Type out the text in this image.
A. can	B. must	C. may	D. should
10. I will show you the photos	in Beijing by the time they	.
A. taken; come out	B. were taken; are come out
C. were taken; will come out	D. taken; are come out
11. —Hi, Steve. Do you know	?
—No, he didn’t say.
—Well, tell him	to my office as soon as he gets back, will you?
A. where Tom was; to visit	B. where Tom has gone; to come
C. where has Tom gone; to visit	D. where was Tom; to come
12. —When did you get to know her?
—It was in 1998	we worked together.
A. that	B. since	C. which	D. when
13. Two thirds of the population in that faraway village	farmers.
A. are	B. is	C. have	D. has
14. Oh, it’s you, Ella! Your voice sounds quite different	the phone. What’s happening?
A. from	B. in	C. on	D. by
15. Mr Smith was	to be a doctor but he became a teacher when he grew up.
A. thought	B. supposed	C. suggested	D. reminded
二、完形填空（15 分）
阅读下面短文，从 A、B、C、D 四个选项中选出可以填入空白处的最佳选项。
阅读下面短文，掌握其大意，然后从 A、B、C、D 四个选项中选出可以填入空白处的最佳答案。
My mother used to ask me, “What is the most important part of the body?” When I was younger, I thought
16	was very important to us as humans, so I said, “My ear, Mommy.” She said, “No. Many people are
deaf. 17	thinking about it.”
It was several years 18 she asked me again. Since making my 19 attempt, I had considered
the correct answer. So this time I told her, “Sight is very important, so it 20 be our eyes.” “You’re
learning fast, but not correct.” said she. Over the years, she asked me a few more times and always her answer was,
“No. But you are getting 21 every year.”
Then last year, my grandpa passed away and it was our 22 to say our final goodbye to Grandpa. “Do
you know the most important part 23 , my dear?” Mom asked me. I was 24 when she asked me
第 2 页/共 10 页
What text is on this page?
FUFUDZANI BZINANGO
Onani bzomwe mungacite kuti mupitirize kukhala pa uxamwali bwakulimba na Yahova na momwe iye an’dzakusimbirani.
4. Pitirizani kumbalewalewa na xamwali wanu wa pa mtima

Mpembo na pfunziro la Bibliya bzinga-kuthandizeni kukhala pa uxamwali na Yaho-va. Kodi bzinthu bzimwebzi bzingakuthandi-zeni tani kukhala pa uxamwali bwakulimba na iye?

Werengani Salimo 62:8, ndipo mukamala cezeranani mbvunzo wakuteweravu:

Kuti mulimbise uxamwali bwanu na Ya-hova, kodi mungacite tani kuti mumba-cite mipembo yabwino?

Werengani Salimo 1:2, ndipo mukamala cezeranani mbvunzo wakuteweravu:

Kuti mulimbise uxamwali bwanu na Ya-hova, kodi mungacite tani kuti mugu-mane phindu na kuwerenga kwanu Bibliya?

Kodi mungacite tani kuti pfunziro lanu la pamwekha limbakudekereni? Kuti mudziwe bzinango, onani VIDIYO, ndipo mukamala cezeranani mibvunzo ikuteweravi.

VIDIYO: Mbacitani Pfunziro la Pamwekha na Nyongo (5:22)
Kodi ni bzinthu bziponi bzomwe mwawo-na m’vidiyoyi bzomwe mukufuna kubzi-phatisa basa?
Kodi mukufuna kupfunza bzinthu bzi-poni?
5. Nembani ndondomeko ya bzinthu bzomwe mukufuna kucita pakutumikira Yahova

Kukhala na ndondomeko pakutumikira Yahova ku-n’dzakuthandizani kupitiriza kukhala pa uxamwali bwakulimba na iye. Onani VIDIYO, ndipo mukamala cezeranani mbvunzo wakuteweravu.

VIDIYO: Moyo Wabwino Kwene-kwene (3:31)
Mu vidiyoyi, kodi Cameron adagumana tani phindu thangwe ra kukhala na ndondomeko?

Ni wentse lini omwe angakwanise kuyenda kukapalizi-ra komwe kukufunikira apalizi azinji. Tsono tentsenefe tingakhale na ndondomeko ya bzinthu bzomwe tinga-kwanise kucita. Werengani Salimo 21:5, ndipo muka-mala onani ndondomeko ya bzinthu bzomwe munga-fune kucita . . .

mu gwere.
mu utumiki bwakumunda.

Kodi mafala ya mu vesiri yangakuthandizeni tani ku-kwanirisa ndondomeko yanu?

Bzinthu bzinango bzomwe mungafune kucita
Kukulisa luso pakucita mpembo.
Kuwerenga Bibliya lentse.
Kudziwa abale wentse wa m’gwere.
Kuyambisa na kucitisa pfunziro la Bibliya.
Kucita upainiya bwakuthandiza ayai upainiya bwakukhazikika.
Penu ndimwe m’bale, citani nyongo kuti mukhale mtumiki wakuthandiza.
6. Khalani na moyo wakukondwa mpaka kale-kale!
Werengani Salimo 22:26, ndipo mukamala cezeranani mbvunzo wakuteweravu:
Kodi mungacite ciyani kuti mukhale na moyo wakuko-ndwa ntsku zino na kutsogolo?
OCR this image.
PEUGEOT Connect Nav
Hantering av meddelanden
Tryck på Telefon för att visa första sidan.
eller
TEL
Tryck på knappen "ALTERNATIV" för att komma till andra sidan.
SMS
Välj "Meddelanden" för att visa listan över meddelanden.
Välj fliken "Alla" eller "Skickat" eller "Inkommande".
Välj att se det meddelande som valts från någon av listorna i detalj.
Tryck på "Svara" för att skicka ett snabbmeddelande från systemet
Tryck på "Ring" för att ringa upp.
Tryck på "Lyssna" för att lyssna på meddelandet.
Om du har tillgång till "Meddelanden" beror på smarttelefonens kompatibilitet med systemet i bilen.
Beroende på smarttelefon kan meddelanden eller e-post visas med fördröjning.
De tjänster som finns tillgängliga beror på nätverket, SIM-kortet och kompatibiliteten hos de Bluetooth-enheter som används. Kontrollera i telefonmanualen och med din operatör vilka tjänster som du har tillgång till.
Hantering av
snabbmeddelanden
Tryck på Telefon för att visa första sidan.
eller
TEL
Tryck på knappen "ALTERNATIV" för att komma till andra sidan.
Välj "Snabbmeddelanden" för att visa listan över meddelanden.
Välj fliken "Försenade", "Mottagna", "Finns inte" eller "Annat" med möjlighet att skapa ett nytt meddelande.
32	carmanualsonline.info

════

# [OBJECTIVE]
Print the whole listing exactly as it is.

# [FULL ANSWER]
Type out the text in this image.
A. can	B. must	C. may	D. should
10. I will show you the photos	in Beijing by the time they	.
A. taken; come out	B. were taken; are come out
C. were taken; will come out	D. taken; are come out
11. —Hi, Steve. Do you know	?
—No, he didn’t say.
—Well, tell him	to my office as soon as he gets back, will you?
A. where Tom was; to visit	B. where Tom has gone; to come
C. where has Tom gone; to visit	D. where was Tom; to come
12. —When did you get to know her?
—It was in 1998	we worked together.
A. that	B. since	C. which	D. when
13. Two thirds of the population in that faraway village	farmers.
A. are	B. is	C. have	D. has
14. Oh, it’s you, Ella! Your voice sounds quite different	the phone. What’s happening?
A. from	B. in	C. on	D. by
15. Mr Smith was	to be a doctor but he became a teacher when he grew up.
A. thought	B. supposed	C. suggested	D. reminded
二、完形填空（15 分）
阅读下面短文，从 A、B、C、D 四个选项中选出可以填入空白处的最佳选项。
阅读下面短文，掌握其大意，然后从 A、B、C、D 四个选项中选出可以填入空白处的最佳答案。
My mother used to ask me, “What is the most important part of the body?” When I was younger, I thought
16	was very important to us as humans, so I said, “My ear, Mommy.” She said, “No. Many people are
deaf. 17	thinking about it.”
It was several years 18 she asked me again. Since making my 19 attempt, I had considered
the correct answer. So this time I told her, “Sight is very important, so it 20 be our eyes.” “You’re
learning fast, but not correct.” said she. Over the years, she asked me a few more times and always her answer was,
“No. But you are getting 21 every year.”
Then last year, my grandpa passed away and it was our 22 to say our final goodbye to Grandpa. “Do
you know the most important part 23 , my dear?” Mom asked me. I was 24 when she asked me
第 2 页/共 10 页
What text is on this page?
FUFUDZANI BZINANGO
Onani bzomwe mungacite kuti mupitirize kukhala pa uxamwali bwakulimba na Yahova na momwe iye an’dzakusimbirani.
4. Pitirizani kumbalewalewa na xamwali wanu wa pa mtima

Mpembo na pfunziro la Bibliya bzinga-kuthandizeni kukhala pa uxamwali na Yaho-va. Kodi bzinthu bzimwebzi bzingakuthandi-zeni tani kukhala pa uxamwali bwakulimba na iye?

Werengani Salimo 62:8, ndipo mukamala cezeranani mbvunzo wakuteweravu:

Kuti mulimbise uxamwali bwanu na Ya-hova, kodi mungacite tani kuti mumba-cite mipembo yabwino?

Werengani Salimo 1:2, ndipo mukamala cezeranani mbvunzo wakuteweravu:

Kuti mulimbise uxamwali bwanu na Ya-hova, kodi mungacite tani kuti mugu-mane phindu na kuwerenga kwanu Bibliya?

Kodi mungacite tani kuti pfunziro lanu la pamwekha limbakudekereni? Kuti mudziwe bzinango, onani VIDIYO, ndipo mukamala cezeranani mibvunzo ikuteweravi.

VIDIYO: Mbacitani Pfunziro la Pamwekha na Nyongo (5:22)
Kodi ni bzinthu bziponi bzomwe mwawo-na m’vidiyoyi bzomwe mukufuna kubzi-phatisa basa?
Kodi mukufuna kupfunza bzinthu bzi-poni?
5. Nembani ndondomeko ya bzinthu bzomwe mukufuna kucita pakutumikira Yahova

Kukhala na ndondomeko pakutumikira Yahova ku-n’dzakuthandizani kupitiriza kukhala pa uxamwali bwakulimba na iye. Onani VIDIYO, ndipo mukamala cezeranani mbvunzo wakuteweravu.

VIDIYO: Moyo Wabwino Kwene-kwene (3:31)
Mu vidiyoyi, kodi Cameron adagumana tani phindu thangwe ra kukhala na ndondomeko?

Ni wentse lini omwe angakwanise kuyenda kukapalizi-ra komwe kukufunikira apalizi azinji. Tsono tentsenefe tingakhale na ndondomeko ya bzinthu bzomwe tinga-kwanise kucita. Werengani Salimo 21:5, ndipo muka-mala onani ndondomeko ya bzinthu bzomwe munga-fune kucita . . .

mu gwere.
mu utumiki bwakumunda.

Kodi mafala ya mu vesiri yangakuthandizeni tani ku-kwanirisa ndondomeko yanu?

Bzinthu bzinango bzomwe mungafune kucita
Kukulisa luso pakucita mpembo.
Kuwerenga Bibliya lentse.
Kudziwa abale wentse wa m’gwere.
Kuyambisa na kucitisa pfunziro la Bibliya.
Kucita upainiya bwakuthandiza ayai upainiya bwakukhazikika.
Penu ndimwe m’bale, citani nyongo kuti mukhale mtumiki wakuthandiza.
6. Khalani na moyo wakukondwa mpaka kale-kale!
Werengani Salimo 22:26, ndipo mukamala cezeranani mbvunzo wakuteweravu:
Kodi mungacite ciyani kuti mukhale na moyo wakuko-ndwa ntsku zino na kutsogolo?
OCR this image.
PEUGEOT Connect Nav
Hantering av meddelanden
Tryck på Telefon för att visa första sidan.
eller
TEL
Tryck på knappen "ALTERNATIV" för att komma till andra sidan.
SMS
Välj "Meddelanden" för att visa listan över meddelanden.
Välj fliken "Alla" eller "Skickat" eller "Inkommande".
Välj att se det meddelande som valts från någon av listorna i detalj.
Tryck på "Svara" för att skicka ett snabbmeddelande från systemet
Tryck på "Ring" för att ringa upp.
Tryck på "Lyssna" för att lyssna på meddelandet.
Om du har tillgång till "Meddelanden" beror på smarttelefonens kompatibilitet med systemet i bilen.
Beroende på smarttelefon kan meddelanden eller e-post visas med fördröjning.
De tjänster som finns tillgängliga beror på nätverket, SIM-kortet och kompatibiliteten hos de Bluetooth-enheter som används. Kontrollera i telefonmanualen och med din operatör vilka tjänster som du har tillgång till.
Hantering av
snabbmeddelanden
Tryck på Telefon för att visa första sidan.
eller
TEL
Tryck på knappen "ALTERNATIV" för att komma till andra sidan.
Välj "Snabbmeddelanden" för att visa listan över meddelanden.
Välj fliken "Försenade", "Mottagna", "Finns inte" eller "Annat" med möjlighet att skapa ett nytt meddelande.
32	carmanualsonline.info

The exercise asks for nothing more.